Given exercise: Find every line with the word "sind". Copy those lines.

Dataset excerpts:
_ _ _

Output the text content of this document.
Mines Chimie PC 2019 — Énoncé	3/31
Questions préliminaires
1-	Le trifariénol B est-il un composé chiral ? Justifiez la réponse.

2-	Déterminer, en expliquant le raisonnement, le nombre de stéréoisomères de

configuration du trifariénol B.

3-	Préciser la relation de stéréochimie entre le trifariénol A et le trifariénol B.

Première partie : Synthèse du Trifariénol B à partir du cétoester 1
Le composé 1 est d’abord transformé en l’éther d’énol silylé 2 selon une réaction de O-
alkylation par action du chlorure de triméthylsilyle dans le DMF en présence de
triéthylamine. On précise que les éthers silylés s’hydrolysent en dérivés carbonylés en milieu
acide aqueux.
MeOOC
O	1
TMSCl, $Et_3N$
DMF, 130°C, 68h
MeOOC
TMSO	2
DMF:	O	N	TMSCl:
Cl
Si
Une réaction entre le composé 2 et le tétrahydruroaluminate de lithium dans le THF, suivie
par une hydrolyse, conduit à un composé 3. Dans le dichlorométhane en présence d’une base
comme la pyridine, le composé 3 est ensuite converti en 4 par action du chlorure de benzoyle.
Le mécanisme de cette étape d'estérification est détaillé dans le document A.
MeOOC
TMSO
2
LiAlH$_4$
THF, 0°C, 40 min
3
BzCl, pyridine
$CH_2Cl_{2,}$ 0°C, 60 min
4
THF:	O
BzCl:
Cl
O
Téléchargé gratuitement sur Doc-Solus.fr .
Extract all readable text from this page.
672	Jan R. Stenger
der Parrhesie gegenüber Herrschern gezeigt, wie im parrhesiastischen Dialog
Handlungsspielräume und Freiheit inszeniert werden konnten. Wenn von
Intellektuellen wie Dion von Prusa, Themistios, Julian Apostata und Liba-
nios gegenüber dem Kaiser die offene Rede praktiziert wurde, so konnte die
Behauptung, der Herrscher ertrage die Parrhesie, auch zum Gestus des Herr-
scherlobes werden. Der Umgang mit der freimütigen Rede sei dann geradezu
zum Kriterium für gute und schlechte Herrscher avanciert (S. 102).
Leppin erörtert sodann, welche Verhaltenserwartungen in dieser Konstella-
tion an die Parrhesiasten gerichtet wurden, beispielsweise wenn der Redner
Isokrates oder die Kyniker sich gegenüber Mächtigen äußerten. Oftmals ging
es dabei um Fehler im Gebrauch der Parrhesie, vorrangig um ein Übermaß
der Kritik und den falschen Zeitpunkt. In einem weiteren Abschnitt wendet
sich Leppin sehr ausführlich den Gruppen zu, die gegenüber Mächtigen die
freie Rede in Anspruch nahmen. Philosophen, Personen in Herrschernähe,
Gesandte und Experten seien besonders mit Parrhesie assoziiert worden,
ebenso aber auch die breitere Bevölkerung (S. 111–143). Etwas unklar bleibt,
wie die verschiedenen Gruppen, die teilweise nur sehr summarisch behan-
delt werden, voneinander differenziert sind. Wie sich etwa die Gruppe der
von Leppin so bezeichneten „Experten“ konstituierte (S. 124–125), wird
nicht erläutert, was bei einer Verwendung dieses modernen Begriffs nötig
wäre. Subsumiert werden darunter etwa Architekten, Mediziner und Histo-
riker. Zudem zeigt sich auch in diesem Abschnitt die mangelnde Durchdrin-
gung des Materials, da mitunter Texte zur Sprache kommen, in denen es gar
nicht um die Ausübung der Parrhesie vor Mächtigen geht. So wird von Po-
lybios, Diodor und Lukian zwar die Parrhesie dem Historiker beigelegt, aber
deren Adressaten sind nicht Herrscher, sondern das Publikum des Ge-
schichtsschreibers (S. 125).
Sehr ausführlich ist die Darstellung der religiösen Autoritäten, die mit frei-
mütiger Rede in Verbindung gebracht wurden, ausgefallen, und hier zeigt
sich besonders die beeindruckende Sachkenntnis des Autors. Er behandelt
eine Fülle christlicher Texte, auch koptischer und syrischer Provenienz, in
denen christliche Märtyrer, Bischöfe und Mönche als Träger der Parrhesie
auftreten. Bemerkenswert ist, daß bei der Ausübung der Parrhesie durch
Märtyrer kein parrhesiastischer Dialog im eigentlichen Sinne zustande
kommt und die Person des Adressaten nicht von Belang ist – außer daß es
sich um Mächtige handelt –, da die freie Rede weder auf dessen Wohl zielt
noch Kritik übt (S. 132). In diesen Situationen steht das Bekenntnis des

_ _ _

Task answer:
delt werden, voneinander differenziert sind. Wie sich etwa die Gruppe der
deren Adressaten sind nicht Herrscher, sondern das Publikum des Ge-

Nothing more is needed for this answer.